━━━━━ Input

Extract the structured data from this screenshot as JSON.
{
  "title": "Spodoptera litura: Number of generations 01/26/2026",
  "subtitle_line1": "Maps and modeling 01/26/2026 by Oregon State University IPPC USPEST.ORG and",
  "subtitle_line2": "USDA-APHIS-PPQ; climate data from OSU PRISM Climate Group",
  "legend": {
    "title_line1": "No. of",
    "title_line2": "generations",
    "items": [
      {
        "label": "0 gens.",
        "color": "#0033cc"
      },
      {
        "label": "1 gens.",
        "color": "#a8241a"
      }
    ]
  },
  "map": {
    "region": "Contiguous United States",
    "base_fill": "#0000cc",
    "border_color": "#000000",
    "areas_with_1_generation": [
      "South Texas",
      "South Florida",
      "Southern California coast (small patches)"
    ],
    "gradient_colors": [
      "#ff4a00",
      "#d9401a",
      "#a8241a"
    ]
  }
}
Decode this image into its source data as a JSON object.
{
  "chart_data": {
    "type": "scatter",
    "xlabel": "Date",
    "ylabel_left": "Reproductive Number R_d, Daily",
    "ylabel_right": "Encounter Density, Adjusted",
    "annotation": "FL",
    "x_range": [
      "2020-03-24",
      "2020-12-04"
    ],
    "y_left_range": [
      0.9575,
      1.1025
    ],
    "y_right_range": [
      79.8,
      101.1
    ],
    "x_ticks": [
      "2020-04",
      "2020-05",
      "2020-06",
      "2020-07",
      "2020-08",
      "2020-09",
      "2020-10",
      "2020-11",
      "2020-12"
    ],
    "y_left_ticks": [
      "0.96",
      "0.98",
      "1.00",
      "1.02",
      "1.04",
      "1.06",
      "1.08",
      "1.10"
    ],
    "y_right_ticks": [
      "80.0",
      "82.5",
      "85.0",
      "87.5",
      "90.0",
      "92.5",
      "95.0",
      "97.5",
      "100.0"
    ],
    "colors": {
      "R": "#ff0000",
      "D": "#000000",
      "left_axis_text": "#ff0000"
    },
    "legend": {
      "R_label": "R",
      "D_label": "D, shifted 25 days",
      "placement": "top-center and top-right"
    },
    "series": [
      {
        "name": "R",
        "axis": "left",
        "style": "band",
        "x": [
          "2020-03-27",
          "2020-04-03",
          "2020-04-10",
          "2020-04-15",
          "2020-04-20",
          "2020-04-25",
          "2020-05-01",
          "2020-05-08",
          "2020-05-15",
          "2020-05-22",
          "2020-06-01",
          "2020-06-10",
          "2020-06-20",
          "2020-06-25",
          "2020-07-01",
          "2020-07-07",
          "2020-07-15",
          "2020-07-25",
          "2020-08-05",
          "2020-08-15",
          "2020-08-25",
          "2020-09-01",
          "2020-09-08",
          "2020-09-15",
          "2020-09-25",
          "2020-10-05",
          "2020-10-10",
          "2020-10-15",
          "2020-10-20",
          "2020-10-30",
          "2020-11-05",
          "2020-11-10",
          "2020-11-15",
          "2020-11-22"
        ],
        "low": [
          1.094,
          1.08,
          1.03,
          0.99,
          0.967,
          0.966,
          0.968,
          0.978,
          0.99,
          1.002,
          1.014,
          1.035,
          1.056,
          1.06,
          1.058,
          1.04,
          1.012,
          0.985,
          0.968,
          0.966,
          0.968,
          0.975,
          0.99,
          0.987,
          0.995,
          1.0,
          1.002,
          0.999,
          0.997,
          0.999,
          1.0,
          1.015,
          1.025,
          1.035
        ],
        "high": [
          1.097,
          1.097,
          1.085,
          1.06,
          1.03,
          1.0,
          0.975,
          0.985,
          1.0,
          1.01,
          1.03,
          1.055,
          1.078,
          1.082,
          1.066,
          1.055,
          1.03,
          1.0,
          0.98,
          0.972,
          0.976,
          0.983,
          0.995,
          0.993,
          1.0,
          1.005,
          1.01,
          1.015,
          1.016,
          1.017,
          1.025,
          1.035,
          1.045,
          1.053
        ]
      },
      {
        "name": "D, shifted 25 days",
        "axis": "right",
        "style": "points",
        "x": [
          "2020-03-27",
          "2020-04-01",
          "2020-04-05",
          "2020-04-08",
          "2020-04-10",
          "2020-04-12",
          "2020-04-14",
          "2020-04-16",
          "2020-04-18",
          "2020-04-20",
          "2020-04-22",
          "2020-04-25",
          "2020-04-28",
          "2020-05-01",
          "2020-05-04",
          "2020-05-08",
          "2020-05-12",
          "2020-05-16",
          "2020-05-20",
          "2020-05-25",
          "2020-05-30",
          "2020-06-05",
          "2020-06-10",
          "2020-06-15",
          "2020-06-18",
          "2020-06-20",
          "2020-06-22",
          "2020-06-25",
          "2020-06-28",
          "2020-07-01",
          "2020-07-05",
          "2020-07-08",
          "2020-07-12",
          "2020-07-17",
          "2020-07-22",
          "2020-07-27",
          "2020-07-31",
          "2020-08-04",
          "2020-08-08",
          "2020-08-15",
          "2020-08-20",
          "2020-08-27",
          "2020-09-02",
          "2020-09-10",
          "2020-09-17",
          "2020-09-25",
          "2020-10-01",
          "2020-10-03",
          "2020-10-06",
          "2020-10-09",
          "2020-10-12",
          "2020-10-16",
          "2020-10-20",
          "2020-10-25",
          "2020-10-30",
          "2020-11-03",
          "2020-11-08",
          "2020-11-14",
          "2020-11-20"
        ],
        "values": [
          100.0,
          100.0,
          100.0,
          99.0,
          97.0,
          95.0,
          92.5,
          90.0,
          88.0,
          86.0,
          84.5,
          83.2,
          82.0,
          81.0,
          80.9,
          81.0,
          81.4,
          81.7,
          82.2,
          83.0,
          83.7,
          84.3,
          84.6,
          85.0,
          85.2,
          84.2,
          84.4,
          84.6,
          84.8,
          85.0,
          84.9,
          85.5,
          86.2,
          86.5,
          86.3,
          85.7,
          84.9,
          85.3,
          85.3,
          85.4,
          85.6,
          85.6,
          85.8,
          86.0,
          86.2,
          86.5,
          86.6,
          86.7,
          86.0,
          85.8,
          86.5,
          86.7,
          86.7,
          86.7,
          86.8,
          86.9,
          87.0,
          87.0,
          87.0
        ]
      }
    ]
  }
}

━━━━━━━━━━

* **Task description**
Please output the complete data exactly.

* **Task output**
Extract the structured data from this screenshot as JSON.
{
  "title": "Spodoptera litura: Number of generations 01/26/2026",
  "subtitle_line1": "Maps and modeling 01/26/2026 by Oregon State University IPPC USPEST.ORG and",
  "subtitle_line2": "USDA-APHIS-PPQ; climate data from OSU PRISM Climate Group",
  "legend": {
    "title_line1": "No. of",
    "title_line2": "generations",
    "items": [
      {
        "label": "0 gens.",
        "color": "#0033cc"
      },
      {
        "label": "1 gens.",
        "color": "#a8241a"
      }
    ]
  },
  "map": {
    "region": "Contiguous United States",
    "base_fill": "#0000cc",
    "border_color": "#000000",
    "areas_with_1_generation": [
      "South Texas",
      "South Florida",
      "Southern California coast (small patches)"
    ],
    "gradient_colors": [
      "#ff4a00",
      "#d9401a",
      "#a8241a"
    ]
  }
}
Decode this image into its source data as a JSON object.
{
  "chart_data": {
    "type": "scatter",
    "xlabel": "Date",
    "ylabel_left": "Reproductive Number R_d, Daily",
    "ylabel_right": "Encounter Density, Adjusted",
    "annotation": "FL",
    "x_range": [
      "2020-03-24",
      "2020-12-04"
    ],
    "y_left_range": [
      0.9575,
      1.1025
    ],
    "y_right_range": [
      79.8,
      101.1
    ],
    "x_ticks": [
      "2020-04",
      "2020-05",
      "2020-06",
      "2020-07",
      "2020-08",
      "2020-09",
      "2020-10",
      "2020-11",
      "2020-12"
    ],
    "y_left_ticks": [
      "0.96",
      "0.98",
      "1.00",
      "1.02",
      "1.04",
      "1.06",
      "1.08",
      "1.10"
    ],
    "y_right_ticks": [
      "80.0",
      "82.5",
      "85.0",
      "87.5",
      "90.0",
      "92.5",
      "95.0",
      "97.5",
      "100.0"
    ],
    "colors": {
      "R": "#ff0000",
      "D": "#000000",
      "left_axis_text": "#ff0000"
    },
    "legend": {
      "R_label": "R",
      "D_label": "D, shifted 25 days",
      "placement": "top-center and top-right"
    },
    "series": [
      {
        "name": "R",
        "axis": "left",
        "style": "band",
        "x": [
          "2020-03-27",
          "2020-04-03",
          "2020-04-10",
          "2020-04-15",
          "2020-04-20",
          "2020-04-25",
          "2020-05-01",
          "2020-05-08",
          "2020-05-15",
          "2020-05-22",
          "2020-06-01",
          "2020-06-10",
          "2020-06-20",
          "2020-06-25",
          "2020-07-01",
          "2020-07-07",
          "2020-07-15",
          "2020-07-25",
          "2020-08-05",
          "2020-08-15",
          "2020-08-25",
          "2020-09-01",
          "2020-09-08",
          "2020-09-15",
          "2020-09-25",
          "2020-10-05",
          "2020-10-10",
          "2020-10-15",
          "2020-10-20",
          "2020-10-30",
          "2020-11-05",
          "2020-11-10",
          "2020-11-15",
          "2020-11-22"
        ],
        "low": [
          1.094,
          1.08,
          1.03,
          0.99,
          0.967,
          0.966,
          0.968,
          0.978,
          0.99,
          1.002,
          1.014,
          1.035,
          1.056,
          1.06,
          1.058,
          1.04,
          1.012,
          0.985,
          0.968,
          0.966,
          0.968,
          0.975,
          0.99,
          0.987,
          0.995,
          1.0,
          1.002,
          0.999,
          0.997,
          0.999,
          1.0,
          1.015,
          1.025,
          1.035
        ],
        "high": [
          1.097,
          1.097,
          1.085,
          1.06,
          1.03,
          1.0,
          0.975,
          0.985,
          1.0,
          1.01,
          1.03,
          1.055,
          1.078,
          1.082,
          1.066,
          1.055,
          1.03,
          1.0,
          0.98,
          0.972,
          0.976,
          0.983,
          0.995,
          0.993,
          1.0,
          1.005,
          1.01,
          1.015,
          1.016,
          1.017,
          1.025,
          1.035,
          1.045,
          1.053
        ]
      },
      {
        "name": "D, shifted 25 days",
        "axis": "right",
        "style": "points",
        "x": [
          "2020-03-27",
          "2020-04-01",
          "2020-04-05",
          "2020-04-08",
          "2020-04-10",
          "2020-04-12",
          "2020-04-14",
          "2020-04-16",
          "2020-04-18",
          "2020-04-20",
          "2020-04-22",
          "2020-04-25",
          "2020-04-28",
          "2020-05-01",
          "2020-05-04",
          "2020-05-08",
          "2020-05-12",
          "2020-05-16",
          "2020-05-20",
          "2020-05-25",
          "2020-05-30",
          "2020-06-05",
          "2020-06-10",
          "2020-06-15",
          "2020-06-18",
          "2020-06-20",
          "2020-06-22",
          "2020-06-25",
          "2020-06-28",
          "2020-07-01",
          "2020-07-05",
          "2020-07-08",
          "2020-07-12",
          "2020-07-17",
          "2020-07-22",
          "2020-07-27",
          "2020-07-31",
          "2020-08-04",
          "2020-08-08",
          "2020-08-15",
          "2020-08-20",
          "2020-08-27",
          "2020-09-02",
          "2020-09-10",
          "2020-09-17",
          "2020-09-25",
          "2020-10-01",
          "2020-10-03",
          "2020-10-06",
          "2020-10-09",
          "2020-10-12",
          "2020-10-16",
          "2020-10-20",
          "2020-10-25",
          "2020-10-30",
          "2020-11-03",
          "2020-11-08",
          "2020-11-14",
          "2020-11-20"
        ],
        "values": [
          100.0,
          100.0,
          100.0,
          99.0,
          97.0,
          95.0,
          92.5,
          90.0,
          88.0,
          86.0,
          84.5,
          83.2,
          82.0,
          81.0,
          80.9,
          81.0,
          81.4,
          81.7,
          82.2,
          83.0,
          83.7,
          84.3,
          84.6,
          85.0,
          85.2,
          84.2,
          84.4,
          84.6,
          84.8,
          85.0,
          84.9,
          85.5,
          86.2,
          86.5,
          86.3,
          85.7,
          84.9,
          85.3,
          85.3,
          85.4,
          85.6,
          85.6,
          85.8,
          86.0,
          86.2,
          86.5,
          86.6,
          86.7,
          86.0,
          85.8,
          86.5,
          86.7,
          86.7,
          86.7,
          86.8,
          86.9,
          87.0,
          87.0,
          87.0
        ]
      }
    ]
  }
}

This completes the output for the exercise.